> **DATASET ENTRIES**
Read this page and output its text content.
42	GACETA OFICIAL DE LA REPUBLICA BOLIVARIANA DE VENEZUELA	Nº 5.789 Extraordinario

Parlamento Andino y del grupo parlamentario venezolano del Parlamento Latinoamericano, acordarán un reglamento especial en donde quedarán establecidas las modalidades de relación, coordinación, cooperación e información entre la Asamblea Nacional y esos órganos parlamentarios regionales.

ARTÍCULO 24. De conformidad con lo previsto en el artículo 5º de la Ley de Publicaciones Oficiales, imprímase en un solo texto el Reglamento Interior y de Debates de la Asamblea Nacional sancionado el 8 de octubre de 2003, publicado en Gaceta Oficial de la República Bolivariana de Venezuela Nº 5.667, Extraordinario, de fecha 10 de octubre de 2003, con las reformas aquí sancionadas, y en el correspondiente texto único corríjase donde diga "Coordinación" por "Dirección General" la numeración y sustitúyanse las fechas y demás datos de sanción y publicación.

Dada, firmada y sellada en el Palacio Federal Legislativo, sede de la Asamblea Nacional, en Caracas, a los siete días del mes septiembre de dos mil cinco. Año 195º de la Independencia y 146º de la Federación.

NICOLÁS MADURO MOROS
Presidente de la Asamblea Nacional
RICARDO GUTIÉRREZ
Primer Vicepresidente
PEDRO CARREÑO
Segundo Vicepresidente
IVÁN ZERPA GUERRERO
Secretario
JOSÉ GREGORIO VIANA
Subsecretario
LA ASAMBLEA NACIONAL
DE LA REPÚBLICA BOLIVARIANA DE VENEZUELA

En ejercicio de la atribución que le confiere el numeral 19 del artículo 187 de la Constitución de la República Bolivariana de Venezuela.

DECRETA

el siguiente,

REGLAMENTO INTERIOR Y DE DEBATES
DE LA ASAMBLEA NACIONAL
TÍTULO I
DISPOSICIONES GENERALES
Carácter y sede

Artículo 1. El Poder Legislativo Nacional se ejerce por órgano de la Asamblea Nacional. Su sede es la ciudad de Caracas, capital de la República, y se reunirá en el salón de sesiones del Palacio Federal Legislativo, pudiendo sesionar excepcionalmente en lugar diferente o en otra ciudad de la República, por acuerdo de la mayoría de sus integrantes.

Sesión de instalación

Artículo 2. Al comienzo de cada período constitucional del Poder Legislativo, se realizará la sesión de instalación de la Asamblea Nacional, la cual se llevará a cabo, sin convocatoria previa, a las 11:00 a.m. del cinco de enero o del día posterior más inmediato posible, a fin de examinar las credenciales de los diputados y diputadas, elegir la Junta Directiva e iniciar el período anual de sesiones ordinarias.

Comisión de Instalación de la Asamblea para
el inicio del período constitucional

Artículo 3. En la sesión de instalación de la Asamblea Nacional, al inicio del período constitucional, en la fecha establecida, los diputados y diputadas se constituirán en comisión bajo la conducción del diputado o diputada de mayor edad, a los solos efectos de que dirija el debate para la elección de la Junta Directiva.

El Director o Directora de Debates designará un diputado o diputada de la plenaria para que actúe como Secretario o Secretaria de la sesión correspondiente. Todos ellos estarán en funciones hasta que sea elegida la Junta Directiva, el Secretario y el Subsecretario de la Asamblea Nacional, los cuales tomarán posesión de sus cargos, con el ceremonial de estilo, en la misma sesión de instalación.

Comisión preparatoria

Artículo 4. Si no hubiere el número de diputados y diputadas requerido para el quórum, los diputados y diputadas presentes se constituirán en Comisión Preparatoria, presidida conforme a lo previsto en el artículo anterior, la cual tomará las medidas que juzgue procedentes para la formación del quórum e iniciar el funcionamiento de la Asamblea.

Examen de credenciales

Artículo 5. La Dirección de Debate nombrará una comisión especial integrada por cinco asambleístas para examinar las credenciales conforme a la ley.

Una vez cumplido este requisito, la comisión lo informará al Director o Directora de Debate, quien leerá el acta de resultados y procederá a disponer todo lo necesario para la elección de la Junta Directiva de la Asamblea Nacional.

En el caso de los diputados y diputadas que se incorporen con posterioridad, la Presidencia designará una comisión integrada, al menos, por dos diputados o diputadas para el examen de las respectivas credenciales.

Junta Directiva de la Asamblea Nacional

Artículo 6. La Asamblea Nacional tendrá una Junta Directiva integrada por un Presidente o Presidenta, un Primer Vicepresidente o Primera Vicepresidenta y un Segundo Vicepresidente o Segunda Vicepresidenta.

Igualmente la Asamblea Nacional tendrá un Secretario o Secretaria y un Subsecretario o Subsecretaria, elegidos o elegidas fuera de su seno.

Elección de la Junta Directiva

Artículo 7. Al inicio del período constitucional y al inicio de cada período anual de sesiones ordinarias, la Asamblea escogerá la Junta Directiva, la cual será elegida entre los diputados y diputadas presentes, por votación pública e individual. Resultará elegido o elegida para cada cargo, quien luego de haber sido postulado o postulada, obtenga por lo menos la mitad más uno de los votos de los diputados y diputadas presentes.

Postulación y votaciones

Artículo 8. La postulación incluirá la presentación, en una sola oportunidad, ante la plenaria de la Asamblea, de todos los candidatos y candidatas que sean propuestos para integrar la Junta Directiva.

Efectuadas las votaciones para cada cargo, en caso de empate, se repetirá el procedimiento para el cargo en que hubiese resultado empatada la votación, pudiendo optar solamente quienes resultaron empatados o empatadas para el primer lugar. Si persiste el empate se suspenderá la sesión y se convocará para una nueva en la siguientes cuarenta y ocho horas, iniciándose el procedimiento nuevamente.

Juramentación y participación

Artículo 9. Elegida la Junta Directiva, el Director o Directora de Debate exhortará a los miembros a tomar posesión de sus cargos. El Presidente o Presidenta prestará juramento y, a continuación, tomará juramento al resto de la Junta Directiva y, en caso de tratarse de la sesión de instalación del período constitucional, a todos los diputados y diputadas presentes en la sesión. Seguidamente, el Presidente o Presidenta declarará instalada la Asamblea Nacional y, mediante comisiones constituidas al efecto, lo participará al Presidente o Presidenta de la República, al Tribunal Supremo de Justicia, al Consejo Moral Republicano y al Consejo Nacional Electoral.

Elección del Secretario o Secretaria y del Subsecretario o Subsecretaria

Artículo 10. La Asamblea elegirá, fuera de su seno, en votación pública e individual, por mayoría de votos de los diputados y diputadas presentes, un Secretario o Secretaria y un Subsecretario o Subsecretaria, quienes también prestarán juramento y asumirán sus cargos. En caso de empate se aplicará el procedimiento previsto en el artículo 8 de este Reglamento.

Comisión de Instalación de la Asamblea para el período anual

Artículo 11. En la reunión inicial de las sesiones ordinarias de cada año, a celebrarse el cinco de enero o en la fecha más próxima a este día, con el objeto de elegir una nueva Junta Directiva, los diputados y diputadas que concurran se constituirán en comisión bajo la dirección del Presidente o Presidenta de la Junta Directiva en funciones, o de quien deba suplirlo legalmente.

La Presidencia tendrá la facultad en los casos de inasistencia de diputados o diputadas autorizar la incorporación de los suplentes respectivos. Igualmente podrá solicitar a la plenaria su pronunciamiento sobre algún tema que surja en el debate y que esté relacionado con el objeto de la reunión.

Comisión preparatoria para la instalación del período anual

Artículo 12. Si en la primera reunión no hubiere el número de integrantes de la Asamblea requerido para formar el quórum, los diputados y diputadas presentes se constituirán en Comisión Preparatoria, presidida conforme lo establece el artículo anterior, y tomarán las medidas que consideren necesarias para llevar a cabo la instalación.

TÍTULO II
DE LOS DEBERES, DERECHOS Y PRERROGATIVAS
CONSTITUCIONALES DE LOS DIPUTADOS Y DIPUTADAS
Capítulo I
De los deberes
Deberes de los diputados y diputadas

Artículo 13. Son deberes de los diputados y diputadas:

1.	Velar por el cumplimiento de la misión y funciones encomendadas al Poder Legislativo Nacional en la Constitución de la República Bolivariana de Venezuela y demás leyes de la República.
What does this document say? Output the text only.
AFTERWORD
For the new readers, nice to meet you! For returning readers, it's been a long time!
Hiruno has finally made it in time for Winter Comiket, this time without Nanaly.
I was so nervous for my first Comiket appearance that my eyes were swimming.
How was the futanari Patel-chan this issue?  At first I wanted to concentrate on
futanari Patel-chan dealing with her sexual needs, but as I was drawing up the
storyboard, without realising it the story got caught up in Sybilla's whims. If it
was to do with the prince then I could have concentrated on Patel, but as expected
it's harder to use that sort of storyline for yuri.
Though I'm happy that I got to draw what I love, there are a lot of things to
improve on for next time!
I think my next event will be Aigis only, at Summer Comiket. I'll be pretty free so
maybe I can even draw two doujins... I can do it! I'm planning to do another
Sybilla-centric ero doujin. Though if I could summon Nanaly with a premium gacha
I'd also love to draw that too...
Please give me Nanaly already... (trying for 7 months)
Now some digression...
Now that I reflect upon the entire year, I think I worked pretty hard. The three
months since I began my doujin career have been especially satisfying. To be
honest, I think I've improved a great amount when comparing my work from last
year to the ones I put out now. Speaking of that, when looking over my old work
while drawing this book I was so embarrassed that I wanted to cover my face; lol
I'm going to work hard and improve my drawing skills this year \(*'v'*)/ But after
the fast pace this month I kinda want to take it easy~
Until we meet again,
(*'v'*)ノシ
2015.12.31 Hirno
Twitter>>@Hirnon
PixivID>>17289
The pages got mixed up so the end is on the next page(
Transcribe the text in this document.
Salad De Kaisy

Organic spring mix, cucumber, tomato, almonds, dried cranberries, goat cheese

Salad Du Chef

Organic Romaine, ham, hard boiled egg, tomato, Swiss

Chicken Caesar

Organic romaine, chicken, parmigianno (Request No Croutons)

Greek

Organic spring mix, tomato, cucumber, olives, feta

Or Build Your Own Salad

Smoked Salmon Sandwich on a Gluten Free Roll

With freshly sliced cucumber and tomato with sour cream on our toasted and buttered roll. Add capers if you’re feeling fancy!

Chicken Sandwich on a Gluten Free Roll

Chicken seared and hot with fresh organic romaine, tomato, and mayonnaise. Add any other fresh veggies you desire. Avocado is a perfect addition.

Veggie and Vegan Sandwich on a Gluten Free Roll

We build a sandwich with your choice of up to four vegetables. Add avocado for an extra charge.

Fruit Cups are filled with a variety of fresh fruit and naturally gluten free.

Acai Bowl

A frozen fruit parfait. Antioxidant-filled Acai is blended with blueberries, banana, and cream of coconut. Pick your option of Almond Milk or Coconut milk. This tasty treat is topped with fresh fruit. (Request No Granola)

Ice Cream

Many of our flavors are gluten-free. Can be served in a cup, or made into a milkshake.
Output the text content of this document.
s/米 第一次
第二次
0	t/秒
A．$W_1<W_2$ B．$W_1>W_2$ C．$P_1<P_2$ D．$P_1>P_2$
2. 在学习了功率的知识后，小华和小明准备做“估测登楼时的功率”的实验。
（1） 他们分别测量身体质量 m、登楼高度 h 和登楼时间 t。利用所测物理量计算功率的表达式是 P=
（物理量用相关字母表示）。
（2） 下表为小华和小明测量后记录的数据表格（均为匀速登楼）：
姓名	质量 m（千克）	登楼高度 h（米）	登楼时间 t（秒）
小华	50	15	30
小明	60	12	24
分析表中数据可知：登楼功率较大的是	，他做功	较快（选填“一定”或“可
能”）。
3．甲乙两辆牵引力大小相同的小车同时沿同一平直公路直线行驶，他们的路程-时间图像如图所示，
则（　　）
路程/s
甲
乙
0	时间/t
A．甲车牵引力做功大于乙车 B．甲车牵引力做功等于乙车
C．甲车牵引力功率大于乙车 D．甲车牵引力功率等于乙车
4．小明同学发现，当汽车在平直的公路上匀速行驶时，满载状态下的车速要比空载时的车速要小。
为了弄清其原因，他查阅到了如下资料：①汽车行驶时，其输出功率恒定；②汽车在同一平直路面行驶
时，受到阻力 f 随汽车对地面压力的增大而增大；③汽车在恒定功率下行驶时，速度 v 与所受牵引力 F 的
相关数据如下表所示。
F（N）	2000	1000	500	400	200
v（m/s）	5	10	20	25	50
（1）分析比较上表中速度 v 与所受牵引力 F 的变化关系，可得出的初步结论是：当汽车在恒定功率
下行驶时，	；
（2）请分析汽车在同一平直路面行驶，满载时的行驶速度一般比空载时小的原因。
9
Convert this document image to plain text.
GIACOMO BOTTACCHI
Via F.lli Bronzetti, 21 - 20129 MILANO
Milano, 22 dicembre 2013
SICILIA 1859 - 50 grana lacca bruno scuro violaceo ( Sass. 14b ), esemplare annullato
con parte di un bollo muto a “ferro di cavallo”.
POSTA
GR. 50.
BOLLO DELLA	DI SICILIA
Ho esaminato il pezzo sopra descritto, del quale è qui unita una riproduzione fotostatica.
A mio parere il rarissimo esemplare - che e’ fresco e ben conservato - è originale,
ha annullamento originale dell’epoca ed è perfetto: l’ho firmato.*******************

> **SHORT EXERCISE**
Your task is to list each line of the records with the word "months".

> **RESULT**
Please give me Nanaly already... (trying for 7 months)
months since I began my doujin career have been especially satisfying. To be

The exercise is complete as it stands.